:: The exercise ::
What lines of the data include the string "heading"? Copy them all.

Figure dataset records
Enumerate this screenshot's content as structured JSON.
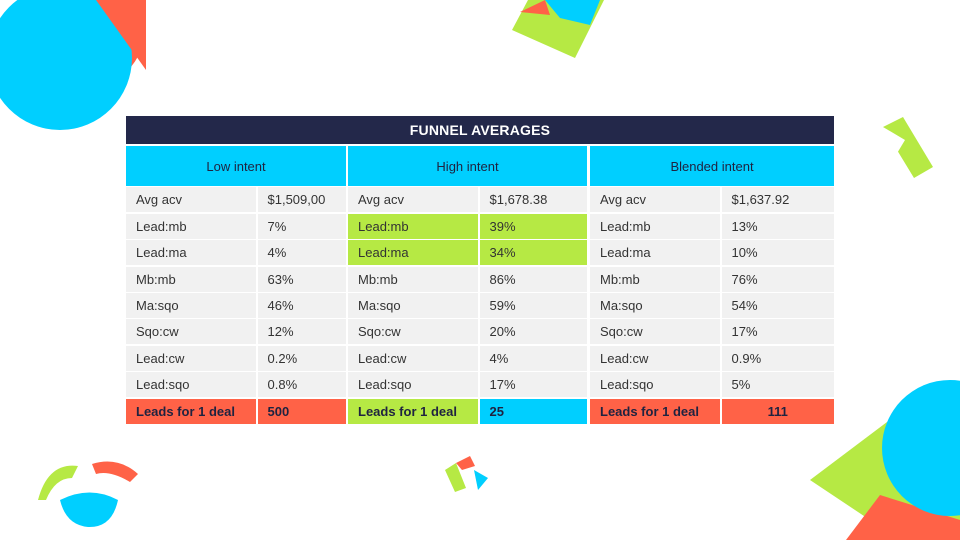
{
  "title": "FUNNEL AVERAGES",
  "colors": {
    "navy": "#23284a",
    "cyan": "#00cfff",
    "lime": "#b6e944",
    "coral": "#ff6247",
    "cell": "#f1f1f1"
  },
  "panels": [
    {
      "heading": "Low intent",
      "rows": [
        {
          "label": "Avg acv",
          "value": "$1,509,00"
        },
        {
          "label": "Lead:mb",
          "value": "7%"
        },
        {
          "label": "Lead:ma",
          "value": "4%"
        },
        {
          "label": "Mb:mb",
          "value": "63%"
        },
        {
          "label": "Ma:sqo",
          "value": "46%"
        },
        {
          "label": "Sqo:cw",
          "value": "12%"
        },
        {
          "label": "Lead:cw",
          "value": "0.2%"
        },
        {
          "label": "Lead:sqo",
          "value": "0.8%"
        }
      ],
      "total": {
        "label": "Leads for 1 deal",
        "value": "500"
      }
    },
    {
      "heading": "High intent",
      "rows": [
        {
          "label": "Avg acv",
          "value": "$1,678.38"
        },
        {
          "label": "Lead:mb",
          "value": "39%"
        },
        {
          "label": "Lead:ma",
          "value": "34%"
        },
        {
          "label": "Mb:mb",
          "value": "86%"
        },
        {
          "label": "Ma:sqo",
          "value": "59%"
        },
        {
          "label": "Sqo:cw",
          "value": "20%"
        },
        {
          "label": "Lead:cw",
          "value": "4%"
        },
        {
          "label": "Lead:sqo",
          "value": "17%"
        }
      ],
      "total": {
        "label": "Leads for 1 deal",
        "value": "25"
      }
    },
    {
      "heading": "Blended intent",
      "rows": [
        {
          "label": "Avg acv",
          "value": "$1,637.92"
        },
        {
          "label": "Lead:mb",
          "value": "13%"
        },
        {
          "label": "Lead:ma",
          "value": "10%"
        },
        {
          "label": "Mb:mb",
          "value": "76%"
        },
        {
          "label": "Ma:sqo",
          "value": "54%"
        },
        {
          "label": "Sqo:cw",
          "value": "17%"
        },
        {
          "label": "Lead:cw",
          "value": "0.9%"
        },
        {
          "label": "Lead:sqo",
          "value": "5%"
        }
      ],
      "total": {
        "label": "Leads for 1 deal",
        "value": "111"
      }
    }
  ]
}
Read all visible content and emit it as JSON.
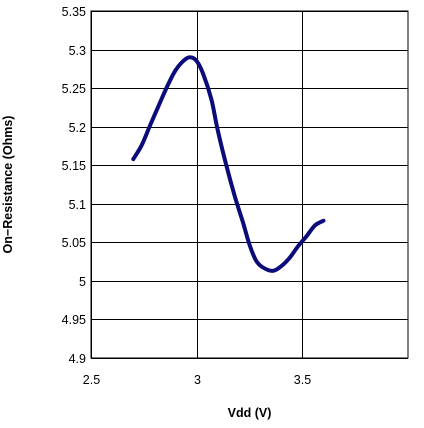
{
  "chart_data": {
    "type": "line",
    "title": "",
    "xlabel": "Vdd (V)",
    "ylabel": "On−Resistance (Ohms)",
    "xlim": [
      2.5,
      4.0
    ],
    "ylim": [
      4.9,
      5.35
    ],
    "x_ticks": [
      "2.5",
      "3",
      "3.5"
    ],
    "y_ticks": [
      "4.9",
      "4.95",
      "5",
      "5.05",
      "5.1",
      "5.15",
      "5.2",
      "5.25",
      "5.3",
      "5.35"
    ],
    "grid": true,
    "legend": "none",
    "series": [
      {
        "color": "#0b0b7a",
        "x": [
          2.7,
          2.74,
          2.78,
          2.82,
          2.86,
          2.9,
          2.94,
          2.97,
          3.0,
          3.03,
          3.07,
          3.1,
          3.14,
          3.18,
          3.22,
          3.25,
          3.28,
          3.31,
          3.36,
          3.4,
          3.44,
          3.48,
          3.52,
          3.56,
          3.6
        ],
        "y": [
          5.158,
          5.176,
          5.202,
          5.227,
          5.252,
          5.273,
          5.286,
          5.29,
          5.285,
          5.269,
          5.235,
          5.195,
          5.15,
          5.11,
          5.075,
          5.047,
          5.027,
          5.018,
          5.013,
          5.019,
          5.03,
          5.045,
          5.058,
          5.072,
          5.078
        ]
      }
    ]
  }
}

:: Result ::
      "heading": "Low intent",
      "heading": "High intent",
      "heading": "Blended intent",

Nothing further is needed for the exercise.